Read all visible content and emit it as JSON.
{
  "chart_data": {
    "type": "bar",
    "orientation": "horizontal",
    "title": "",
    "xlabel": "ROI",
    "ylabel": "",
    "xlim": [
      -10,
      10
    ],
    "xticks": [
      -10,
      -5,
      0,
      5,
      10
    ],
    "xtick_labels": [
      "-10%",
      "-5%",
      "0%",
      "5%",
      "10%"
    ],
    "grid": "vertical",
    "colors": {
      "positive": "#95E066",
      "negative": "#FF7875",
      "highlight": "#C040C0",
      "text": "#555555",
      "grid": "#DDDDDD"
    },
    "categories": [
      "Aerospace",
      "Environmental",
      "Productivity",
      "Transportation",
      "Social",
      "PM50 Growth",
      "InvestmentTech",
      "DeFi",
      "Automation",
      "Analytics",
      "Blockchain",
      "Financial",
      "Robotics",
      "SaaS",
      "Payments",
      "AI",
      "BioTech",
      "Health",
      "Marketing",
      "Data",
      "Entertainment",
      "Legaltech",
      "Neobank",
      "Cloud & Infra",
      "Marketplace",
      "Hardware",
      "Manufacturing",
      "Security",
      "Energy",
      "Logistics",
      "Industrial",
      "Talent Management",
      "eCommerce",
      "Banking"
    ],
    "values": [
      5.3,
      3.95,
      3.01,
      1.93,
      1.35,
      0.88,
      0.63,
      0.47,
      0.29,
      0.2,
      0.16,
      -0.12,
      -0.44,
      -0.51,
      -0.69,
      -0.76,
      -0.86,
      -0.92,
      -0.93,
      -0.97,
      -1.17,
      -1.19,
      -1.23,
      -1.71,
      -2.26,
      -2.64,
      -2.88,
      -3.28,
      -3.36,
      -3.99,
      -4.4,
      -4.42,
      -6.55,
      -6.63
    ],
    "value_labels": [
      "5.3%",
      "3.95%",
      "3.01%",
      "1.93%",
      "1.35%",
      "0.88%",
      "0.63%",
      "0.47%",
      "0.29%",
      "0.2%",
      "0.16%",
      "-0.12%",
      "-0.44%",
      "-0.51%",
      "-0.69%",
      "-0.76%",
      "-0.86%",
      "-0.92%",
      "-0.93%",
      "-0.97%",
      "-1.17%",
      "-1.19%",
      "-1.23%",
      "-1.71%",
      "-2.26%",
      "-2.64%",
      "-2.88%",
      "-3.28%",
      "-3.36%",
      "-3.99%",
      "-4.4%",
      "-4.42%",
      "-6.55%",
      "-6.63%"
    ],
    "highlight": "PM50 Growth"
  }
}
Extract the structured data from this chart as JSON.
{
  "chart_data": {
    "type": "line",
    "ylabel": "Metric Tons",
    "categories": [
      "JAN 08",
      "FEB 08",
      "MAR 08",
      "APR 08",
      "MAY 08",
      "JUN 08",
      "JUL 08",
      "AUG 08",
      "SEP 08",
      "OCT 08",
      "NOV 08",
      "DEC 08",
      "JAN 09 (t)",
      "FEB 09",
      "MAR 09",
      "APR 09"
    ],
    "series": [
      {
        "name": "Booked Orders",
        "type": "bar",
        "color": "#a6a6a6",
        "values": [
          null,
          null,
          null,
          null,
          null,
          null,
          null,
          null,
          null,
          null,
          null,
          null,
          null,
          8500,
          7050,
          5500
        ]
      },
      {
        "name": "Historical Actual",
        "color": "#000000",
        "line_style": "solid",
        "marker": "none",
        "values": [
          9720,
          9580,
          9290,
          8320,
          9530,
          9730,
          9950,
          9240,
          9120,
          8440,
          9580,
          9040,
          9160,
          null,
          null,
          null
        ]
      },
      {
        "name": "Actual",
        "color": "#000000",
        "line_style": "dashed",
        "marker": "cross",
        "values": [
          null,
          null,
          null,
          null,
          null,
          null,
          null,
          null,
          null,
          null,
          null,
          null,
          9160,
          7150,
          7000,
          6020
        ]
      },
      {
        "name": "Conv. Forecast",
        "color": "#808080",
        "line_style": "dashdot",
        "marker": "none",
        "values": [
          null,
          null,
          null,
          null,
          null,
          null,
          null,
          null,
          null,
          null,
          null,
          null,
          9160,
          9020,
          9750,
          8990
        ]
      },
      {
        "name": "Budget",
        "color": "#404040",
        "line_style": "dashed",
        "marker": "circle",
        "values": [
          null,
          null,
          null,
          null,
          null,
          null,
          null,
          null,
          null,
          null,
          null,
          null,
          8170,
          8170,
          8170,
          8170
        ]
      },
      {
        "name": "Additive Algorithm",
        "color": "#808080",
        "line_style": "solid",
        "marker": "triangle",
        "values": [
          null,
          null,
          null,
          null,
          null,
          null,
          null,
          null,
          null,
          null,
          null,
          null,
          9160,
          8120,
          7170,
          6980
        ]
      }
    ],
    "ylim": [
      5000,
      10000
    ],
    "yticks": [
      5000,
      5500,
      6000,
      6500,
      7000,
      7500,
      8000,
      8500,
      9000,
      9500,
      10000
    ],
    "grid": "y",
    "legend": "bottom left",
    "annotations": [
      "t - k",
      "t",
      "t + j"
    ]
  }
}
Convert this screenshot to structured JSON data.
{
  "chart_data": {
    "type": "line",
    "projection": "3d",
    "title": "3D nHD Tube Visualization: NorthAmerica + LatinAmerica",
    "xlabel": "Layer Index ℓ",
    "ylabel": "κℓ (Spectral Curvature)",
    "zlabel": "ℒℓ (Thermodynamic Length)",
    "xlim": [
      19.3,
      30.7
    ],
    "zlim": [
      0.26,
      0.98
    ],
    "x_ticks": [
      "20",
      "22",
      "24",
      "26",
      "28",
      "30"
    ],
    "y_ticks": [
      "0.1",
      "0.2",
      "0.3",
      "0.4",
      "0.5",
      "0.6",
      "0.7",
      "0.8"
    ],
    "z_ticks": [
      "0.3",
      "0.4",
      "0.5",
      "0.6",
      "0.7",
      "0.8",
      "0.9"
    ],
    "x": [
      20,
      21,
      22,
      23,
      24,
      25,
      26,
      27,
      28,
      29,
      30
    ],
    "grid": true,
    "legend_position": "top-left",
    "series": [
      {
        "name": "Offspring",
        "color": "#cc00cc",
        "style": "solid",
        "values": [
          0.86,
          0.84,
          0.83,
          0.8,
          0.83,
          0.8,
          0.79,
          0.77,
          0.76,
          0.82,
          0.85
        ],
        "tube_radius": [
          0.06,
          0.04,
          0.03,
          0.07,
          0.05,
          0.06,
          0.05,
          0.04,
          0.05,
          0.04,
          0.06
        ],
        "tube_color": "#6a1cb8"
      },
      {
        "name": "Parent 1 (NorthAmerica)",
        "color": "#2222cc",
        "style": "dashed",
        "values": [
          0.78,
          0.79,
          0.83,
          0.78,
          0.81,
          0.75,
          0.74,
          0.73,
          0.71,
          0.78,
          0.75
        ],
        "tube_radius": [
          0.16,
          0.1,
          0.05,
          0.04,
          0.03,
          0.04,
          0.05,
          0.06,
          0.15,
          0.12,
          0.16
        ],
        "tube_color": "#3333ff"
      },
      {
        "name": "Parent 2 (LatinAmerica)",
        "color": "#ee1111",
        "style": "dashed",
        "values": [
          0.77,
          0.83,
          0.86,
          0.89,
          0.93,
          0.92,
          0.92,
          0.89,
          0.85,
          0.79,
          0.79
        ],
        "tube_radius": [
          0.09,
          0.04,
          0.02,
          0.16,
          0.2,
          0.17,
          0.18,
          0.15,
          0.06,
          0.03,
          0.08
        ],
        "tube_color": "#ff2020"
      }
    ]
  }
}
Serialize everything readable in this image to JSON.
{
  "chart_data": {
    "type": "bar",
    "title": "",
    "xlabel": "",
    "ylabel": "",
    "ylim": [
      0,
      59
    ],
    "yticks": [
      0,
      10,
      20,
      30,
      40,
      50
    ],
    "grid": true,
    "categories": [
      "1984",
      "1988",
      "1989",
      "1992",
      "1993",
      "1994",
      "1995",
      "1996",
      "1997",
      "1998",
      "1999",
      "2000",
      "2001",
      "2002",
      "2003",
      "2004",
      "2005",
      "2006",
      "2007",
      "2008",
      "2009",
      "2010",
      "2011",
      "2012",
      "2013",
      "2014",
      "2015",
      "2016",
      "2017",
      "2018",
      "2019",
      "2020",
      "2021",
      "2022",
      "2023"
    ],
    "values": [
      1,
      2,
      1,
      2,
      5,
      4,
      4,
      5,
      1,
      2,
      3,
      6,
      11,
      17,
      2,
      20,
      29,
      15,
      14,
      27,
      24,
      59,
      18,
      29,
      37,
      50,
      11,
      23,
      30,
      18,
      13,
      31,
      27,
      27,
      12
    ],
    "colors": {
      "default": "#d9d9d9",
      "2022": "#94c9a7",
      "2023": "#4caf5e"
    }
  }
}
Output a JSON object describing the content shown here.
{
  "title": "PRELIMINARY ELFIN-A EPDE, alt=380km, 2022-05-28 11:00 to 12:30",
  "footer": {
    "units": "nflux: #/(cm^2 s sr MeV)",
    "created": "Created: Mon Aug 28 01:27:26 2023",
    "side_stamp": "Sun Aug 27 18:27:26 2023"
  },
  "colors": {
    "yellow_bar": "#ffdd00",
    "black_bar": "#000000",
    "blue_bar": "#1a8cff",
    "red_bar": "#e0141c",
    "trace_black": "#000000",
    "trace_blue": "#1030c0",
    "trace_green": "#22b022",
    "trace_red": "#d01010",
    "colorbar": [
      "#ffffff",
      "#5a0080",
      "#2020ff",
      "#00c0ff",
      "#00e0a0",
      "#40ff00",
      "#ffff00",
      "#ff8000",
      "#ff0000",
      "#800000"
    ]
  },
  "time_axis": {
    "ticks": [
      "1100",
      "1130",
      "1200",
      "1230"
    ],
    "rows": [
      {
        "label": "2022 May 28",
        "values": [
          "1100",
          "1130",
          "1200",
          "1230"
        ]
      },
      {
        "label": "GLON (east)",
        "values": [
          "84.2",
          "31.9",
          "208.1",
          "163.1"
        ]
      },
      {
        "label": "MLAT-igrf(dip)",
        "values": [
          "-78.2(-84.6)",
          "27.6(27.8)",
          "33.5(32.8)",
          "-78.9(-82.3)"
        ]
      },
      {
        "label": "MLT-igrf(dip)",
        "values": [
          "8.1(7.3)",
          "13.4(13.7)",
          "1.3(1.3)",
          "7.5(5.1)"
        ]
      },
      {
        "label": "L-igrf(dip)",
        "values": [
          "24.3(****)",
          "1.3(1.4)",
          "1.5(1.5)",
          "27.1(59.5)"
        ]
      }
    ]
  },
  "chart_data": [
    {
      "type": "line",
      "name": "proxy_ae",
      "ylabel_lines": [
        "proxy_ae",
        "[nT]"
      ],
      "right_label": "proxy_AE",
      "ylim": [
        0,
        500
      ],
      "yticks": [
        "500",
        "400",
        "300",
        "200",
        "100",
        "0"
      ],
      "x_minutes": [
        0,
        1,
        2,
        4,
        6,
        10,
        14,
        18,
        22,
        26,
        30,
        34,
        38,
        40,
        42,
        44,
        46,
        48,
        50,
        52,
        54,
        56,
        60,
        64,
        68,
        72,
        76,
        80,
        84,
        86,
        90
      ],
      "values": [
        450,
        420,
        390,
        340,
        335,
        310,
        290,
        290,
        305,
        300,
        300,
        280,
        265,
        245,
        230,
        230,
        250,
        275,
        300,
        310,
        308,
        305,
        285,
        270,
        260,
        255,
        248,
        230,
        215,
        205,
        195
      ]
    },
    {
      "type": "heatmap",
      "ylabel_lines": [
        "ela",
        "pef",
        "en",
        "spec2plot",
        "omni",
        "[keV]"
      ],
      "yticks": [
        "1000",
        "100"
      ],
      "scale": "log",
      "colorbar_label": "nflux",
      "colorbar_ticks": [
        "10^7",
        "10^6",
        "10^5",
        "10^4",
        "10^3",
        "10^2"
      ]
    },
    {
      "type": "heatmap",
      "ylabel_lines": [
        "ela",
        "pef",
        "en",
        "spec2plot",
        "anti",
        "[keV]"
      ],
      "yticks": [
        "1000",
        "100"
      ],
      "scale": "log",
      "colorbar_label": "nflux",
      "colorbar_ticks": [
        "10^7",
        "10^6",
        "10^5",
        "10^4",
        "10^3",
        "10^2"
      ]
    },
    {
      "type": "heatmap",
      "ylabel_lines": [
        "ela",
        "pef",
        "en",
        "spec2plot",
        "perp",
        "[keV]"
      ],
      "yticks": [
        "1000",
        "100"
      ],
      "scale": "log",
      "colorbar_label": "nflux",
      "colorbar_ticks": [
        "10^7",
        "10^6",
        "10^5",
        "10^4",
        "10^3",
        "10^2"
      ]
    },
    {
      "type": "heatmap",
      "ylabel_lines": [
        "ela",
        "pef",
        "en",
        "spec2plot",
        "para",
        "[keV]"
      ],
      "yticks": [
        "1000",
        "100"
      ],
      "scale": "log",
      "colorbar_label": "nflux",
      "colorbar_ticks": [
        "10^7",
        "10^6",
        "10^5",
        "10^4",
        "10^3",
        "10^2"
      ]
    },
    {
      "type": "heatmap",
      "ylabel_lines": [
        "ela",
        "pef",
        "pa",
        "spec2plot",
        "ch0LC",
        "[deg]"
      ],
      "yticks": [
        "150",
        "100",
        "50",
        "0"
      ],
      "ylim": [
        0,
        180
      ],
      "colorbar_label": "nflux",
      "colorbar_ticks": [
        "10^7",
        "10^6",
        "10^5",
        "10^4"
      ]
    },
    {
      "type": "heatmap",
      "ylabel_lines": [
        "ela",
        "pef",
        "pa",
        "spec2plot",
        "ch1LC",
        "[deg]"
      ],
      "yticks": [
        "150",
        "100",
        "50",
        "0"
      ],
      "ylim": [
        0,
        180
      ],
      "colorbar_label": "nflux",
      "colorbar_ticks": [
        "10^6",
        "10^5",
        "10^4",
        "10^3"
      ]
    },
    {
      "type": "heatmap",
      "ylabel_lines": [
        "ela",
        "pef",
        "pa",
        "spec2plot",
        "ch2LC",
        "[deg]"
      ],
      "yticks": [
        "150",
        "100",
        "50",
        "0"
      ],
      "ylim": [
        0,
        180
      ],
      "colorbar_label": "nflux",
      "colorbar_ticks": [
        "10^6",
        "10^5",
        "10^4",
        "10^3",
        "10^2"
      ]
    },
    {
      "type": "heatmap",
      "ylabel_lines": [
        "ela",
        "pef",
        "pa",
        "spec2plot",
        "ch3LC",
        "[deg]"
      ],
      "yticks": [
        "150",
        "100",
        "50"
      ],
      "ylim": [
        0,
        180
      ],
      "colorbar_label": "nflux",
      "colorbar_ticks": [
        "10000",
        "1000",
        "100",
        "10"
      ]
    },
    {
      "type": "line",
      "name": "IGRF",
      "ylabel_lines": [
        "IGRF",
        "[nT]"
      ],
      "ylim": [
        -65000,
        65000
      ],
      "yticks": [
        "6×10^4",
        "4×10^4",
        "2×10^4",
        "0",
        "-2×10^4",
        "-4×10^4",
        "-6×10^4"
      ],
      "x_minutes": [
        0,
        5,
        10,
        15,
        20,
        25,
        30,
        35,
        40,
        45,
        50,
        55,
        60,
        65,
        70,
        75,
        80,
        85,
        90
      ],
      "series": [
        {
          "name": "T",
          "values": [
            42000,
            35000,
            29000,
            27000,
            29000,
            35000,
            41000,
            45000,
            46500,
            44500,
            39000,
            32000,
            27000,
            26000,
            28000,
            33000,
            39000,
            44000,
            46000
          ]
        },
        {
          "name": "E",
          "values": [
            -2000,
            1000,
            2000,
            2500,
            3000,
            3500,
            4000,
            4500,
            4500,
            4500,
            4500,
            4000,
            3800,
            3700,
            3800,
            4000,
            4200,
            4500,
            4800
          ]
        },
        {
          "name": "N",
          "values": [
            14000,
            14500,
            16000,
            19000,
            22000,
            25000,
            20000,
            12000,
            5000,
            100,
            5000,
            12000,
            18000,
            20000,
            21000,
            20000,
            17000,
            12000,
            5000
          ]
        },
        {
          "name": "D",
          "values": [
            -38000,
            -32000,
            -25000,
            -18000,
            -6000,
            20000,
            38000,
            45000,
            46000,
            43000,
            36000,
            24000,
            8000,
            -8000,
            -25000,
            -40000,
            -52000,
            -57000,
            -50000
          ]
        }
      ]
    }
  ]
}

____________________

Problem =>
Note every line above where the string "grid" shows up, and copy those lines.

Solution to this problem =>
    "grid": "vertical",
      "grid": "#DDDDDD"
    "grid": "y",
    "grid": true,
    "grid": true,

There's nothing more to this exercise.